##### Input for this task #####
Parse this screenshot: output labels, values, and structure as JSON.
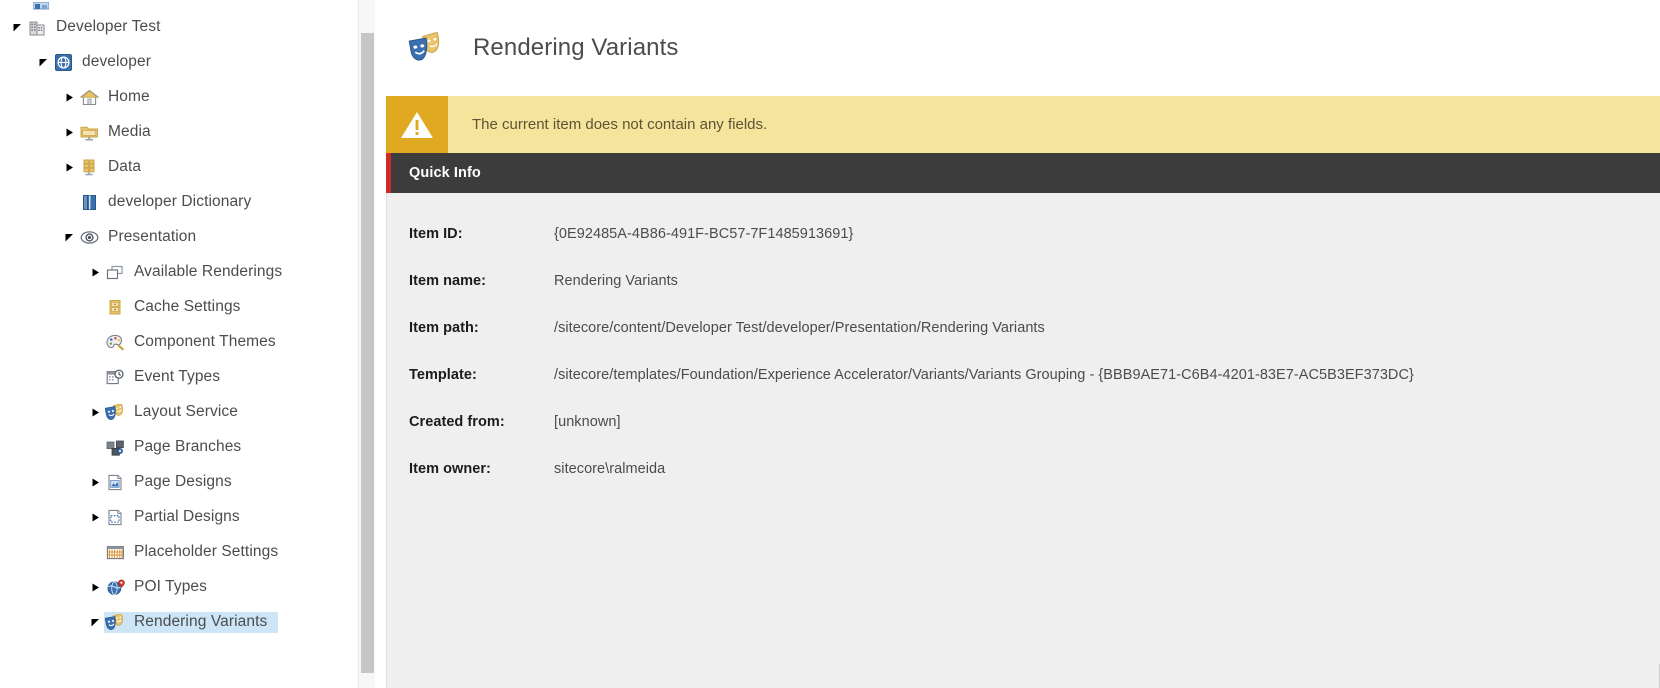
{
  "colors": {
    "accent_red": "#cf2a2a",
    "warning_bg": "#f5e49b",
    "warning_icon_bg": "#dfa921",
    "section_header_bg": "#3c3c3c",
    "panel_bg": "#efefef",
    "selection_bg": "#cde6f7",
    "icon_blue": "#3a6fb0",
    "icon_yellow": "#e8c46a",
    "text_gray": "#4c4c4c"
  },
  "content_tree": {
    "items": [
      {
        "label": "Developer Test",
        "depth": 0,
        "twisty": "expanded",
        "icon": "building-icon",
        "selected": false
      },
      {
        "label": "developer",
        "depth": 1,
        "twisty": "expanded",
        "icon": "globe-site-icon",
        "selected": false
      },
      {
        "label": "Home",
        "depth": 2,
        "twisty": "collapsed",
        "icon": "home-icon",
        "selected": false
      },
      {
        "label": "Media",
        "depth": 2,
        "twisty": "collapsed",
        "icon": "media-folder-icon",
        "selected": false
      },
      {
        "label": "Data",
        "depth": 2,
        "twisty": "collapsed",
        "icon": "data-drawers-icon",
        "selected": false
      },
      {
        "label": "developer Dictionary",
        "depth": 2,
        "twisty": "none",
        "icon": "dictionary-book-icon",
        "selected": false
      },
      {
        "label": "Presentation",
        "depth": 2,
        "twisty": "expanded",
        "icon": "eye-icon",
        "selected": false
      },
      {
        "label": "Available Renderings",
        "depth": 3,
        "twisty": "collapsed",
        "icon": "renderings-icon",
        "selected": false
      },
      {
        "label": "Cache Settings",
        "depth": 3,
        "twisty": "none",
        "icon": "cache-settings-icon",
        "selected": false
      },
      {
        "label": "Component Themes",
        "depth": 3,
        "twisty": "none",
        "icon": "palette-icon",
        "selected": false
      },
      {
        "label": "Event Types",
        "depth": 3,
        "twisty": "none",
        "icon": "calendar-clock-icon",
        "selected": false
      },
      {
        "label": "Layout Service",
        "depth": 3,
        "twisty": "collapsed",
        "icon": "theater-masks-icon",
        "selected": false
      },
      {
        "label": "Page Branches",
        "depth": 3,
        "twisty": "none",
        "icon": "page-branches-icon",
        "selected": false
      },
      {
        "label": "Page Designs",
        "depth": 3,
        "twisty": "collapsed",
        "icon": "page-design-icon",
        "selected": false
      },
      {
        "label": "Partial Designs",
        "depth": 3,
        "twisty": "collapsed",
        "icon": "partial-design-icon",
        "selected": false
      },
      {
        "label": "Placeholder Settings",
        "depth": 3,
        "twisty": "none",
        "icon": "placeholder-settings-icon",
        "selected": false
      },
      {
        "label": "POI Types",
        "depth": 3,
        "twisty": "collapsed",
        "icon": "poi-globe-pin-icon",
        "selected": false
      },
      {
        "label": "Rendering Variants",
        "depth": 3,
        "twisty": "expanded",
        "icon": "theater-masks-icon",
        "selected": true
      }
    ]
  },
  "editor": {
    "title": "Rendering Variants",
    "title_icon": "theater-masks-icon",
    "warning": {
      "icon": "warning-triangle-icon",
      "message": "The current item does not contain any fields."
    },
    "section": {
      "title": "Quick Info"
    },
    "quick_info": {
      "rows": [
        {
          "label": "Item ID:",
          "value": "{0E92485A-4B86-491F-BC57-7F1485913691}"
        },
        {
          "label": "Item name:",
          "value": "Rendering Variants"
        },
        {
          "label": "Item path:",
          "value": "/sitecore/content/Developer Test/developer/Presentation/Rendering Variants"
        },
        {
          "label": "Template:",
          "value": "/sitecore/templates/Foundation/Experience Accelerator/Variants/Variants Grouping - {BBB9AE71-C6B4-4201-83E7-AC5B3EF373DC}"
        },
        {
          "label": "Created from:",
          "value": "[unknown]"
        },
        {
          "label": "Item owner:",
          "value": "sitecore\\ralmeida"
        }
      ]
    }
  }
}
#####
Repeat the data above exactly, but not the pictures.

Parse this screenshot: output labels, values, and structure as JSON.
{
  "colors": {
    "accent_red": "#cf2a2a",
    "warning_bg": "#f5e49b",
    "warning_icon_bg": "#dfa921",
    "section_header_bg": "#3c3c3c",
    "panel_bg": "#efefef",
    "selection_bg": "#cde6f7",
    "icon_blue": "#3a6fb0",
    "icon_yellow": "#e8c46a",
    "text_gray": "#4c4c4c"
  },
  "content_tree": {
    "items": [
      {
        "label": "Developer Test",
        "depth": 0,
        "twisty": "expanded",
        "icon": "building-icon",
        "selected": false
      },
      {
        "label": "developer",
        "depth": 1,
        "twisty": "expanded",
        "icon": "globe-site-icon",
        "selected": false
      },
      {
        "label": "Home",
        "depth": 2,
        "twisty": "collapsed",
        "icon": "home-icon",
        "selected": false
      },
      {
        "label": "Media",
        "depth": 2,
        "twisty": "collapsed",
        "icon": "media-folder-icon",
        "selected": false
      },
      {
        "label": "Data",
        "depth": 2,
        "twisty": "collapsed",
        "icon": "data-drawers-icon",
        "selected": false
      },
      {
        "label": "developer Dictionary",
        "depth": 2,
        "twisty": "none",
        "icon": "dictionary-book-icon",
        "selected": false
      },
      {
        "label": "Presentation",
        "depth": 2,
        "twisty": "expanded",
        "icon": "eye-icon",
        "selected": false
      },
      {
        "label": "Available Renderings",
        "depth": 3,
        "twisty": "collapsed",
        "icon": "renderings-icon",
        "selected": false
      },
      {
        "label": "Cache Settings",
        "depth": 3,
        "twisty": "none",
        "icon": "cache-settings-icon",
        "selected": false
      },
      {
        "label": "Component Themes",
        "depth": 3,
        "twisty": "none",
        "icon": "palette-icon",
        "selected": false
      },
      {
        "label": "Event Types",
        "depth": 3,
        "twisty": "none",
        "icon": "calendar-clock-icon",
        "selected": false
      },
      {
        "label": "Layout Service",
        "depth": 3,
        "twisty": "collapsed",
        "icon": "theater-masks-icon",
        "selected": false
      },
      {
        "label": "Page Branches",
        "depth": 3,
        "twisty": "none",
        "icon": "page-branches-icon",
        "selected": false
      },
      {
        "label": "Page Designs",
        "depth": 3,
        "twisty": "collapsed",
        "icon": "page-design-icon",
        "selected": false
      },
      {
        "label": "Partial Designs",
        "depth": 3,
        "twisty": "collapsed",
        "icon": "partial-design-icon",
        "selected": false
      },
      {
        "label": "Placeholder Settings",
        "depth": 3,
        "twisty": "none",
        "icon": "placeholder-settings-icon",
        "selected": false
      },
      {
        "label": "POI Types",
        "depth": 3,
        "twisty": "collapsed",
        "icon": "poi-globe-pin-icon",
        "selected": false
      },
      {
        "label": "Rendering Variants",
        "depth": 3,
        "twisty": "expanded",
        "icon": "theater-masks-icon",
        "selected": true
      }
    ]
  },
  "editor": {
    "title": "Rendering Variants",
    "title_icon": "theater-masks-icon",
    "warning": {
      "icon": "warning-triangle-icon",
      "message": "The current item does not contain any fields."
    },
    "section": {
      "title": "Quick Info"
    },
    "quick_info": {
      "rows": [
        {
          "label": "Item ID:",
          "value": "{0E92485A-4B86-491F-BC57-7F1485913691}"
        },
        {
          "label": "Item name:",
          "value": "Rendering Variants"
        },
        {
          "label": "Item path:",
          "value": "/sitecore/content/Developer Test/developer/Presentation/Rendering Variants"
        },
        {
          "label": "Template:",
          "value": "/sitecore/templates/Foundation/Experience Accelerator/Variants/Variants Grouping - {BBB9AE71-C6B4-4201-83E7-AC5B3EF373DC}"
        },
        {
          "label": "Created from:",
          "value": "[unknown]"
        },
        {
          "label": "Item owner:",
          "value": "sitecore\\ralmeida"
        }
      ]
    }
  }
}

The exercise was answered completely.